→ **Written instruction**:
The listing below should be written out exactly; please include all of it.

→ **Records shown**:
::::::::::

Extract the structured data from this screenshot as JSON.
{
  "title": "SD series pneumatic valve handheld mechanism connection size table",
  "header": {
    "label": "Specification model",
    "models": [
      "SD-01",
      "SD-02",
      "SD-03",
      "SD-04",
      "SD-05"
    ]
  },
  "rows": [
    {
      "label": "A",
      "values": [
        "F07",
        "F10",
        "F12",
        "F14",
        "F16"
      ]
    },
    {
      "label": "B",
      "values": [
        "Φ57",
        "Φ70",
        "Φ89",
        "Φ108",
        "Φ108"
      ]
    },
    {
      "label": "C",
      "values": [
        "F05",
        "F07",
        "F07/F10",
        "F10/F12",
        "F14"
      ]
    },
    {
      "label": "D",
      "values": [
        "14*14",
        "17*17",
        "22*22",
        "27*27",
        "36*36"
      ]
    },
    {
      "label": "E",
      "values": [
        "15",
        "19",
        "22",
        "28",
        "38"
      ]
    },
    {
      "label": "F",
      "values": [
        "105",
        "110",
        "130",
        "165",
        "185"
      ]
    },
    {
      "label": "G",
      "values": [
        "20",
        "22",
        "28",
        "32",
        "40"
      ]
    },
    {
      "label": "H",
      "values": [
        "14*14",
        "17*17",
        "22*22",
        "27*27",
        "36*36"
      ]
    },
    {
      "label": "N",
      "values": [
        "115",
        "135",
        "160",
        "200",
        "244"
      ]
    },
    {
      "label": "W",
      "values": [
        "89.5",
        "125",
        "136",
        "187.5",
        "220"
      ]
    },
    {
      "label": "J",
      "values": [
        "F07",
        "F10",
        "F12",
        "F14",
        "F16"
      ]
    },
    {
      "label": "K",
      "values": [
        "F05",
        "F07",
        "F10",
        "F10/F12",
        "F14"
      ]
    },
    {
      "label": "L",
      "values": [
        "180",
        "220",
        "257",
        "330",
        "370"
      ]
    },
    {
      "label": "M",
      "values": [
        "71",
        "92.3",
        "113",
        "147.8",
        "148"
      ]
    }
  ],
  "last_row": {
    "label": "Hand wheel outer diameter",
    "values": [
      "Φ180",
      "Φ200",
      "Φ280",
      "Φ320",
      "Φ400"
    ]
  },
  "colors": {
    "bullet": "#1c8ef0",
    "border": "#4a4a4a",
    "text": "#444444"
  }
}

::::::::::

→ **Response to the exercise**:
Extract the structured data from this screenshot as JSON.
{
  "title": "SD series pneumatic valve handheld mechanism connection size table",
  "header": {
    "label": "Specification model",
    "models": [
      "SD-01",
      "SD-02",
      "SD-03",
      "SD-04",
      "SD-05"
    ]
  },
  "rows": [
    {
      "label": "A",
      "values": [
        "F07",
        "F10",
        "F12",
        "F14",
        "F16"
      ]
    },
    {
      "label": "B",
      "values": [
        "Φ57",
        "Φ70",
        "Φ89",
        "Φ108",
        "Φ108"
      ]
    },
    {
      "label": "C",
      "values": [
        "F05",
        "F07",
        "F07/F10",
        "F10/F12",
        "F14"
      ]
    },
    {
      "label": "D",
      "values": [
        "14*14",
        "17*17",
        "22*22",
        "27*27",
        "36*36"
      ]
    },
    {
      "label": "E",
      "values": [
        "15",
        "19",
        "22",
        "28",
        "38"
      ]
    },
    {
      "label": "F",
      "values": [
        "105",
        "110",
        "130",
        "165",
        "185"
      ]
    },
    {
      "label": "G",
      "values": [
        "20",
        "22",
        "28",
        "32",
        "40"
      ]
    },
    {
      "label": "H",
      "values": [
        "14*14",
        "17*17",
        "22*22",
        "27*27",
        "36*36"
      ]
    },
    {
      "label": "N",
      "values": [
        "115",
        "135",
        "160",
        "200",
        "244"
      ]
    },
    {
      "label": "W",
      "values": [
        "89.5",
        "125",
        "136",
        "187.5",
        "220"
      ]
    },
    {
      "label": "J",
      "values": [
        "F07",
        "F10",
        "F12",
        "F14",
        "F16"
      ]
    },
    {
      "label": "K",
      "values": [
        "F05",
        "F07",
        "F10",
        "F10/F12",
        "F14"
      ]
    },
    {
      "label": "L",
      "values": [
        "180",
        "220",
        "257",
        "330",
        "370"
      ]
    },
    {
      "label": "M",
      "values": [
        "71",
        "92.3",
        "113",
        "147.8",
        "148"
      ]
    }
  ],
  "last_row": {
    "label": "Hand wheel outer diameter",
    "values": [
      "Φ180",
      "Φ200",
      "Φ280",
      "Φ320",
      "Φ400"
    ]
  },
  "colors": {
    "bullet": "#1c8ef0",
    "border": "#4a4a4a",
    "text": "#444444"
  }
}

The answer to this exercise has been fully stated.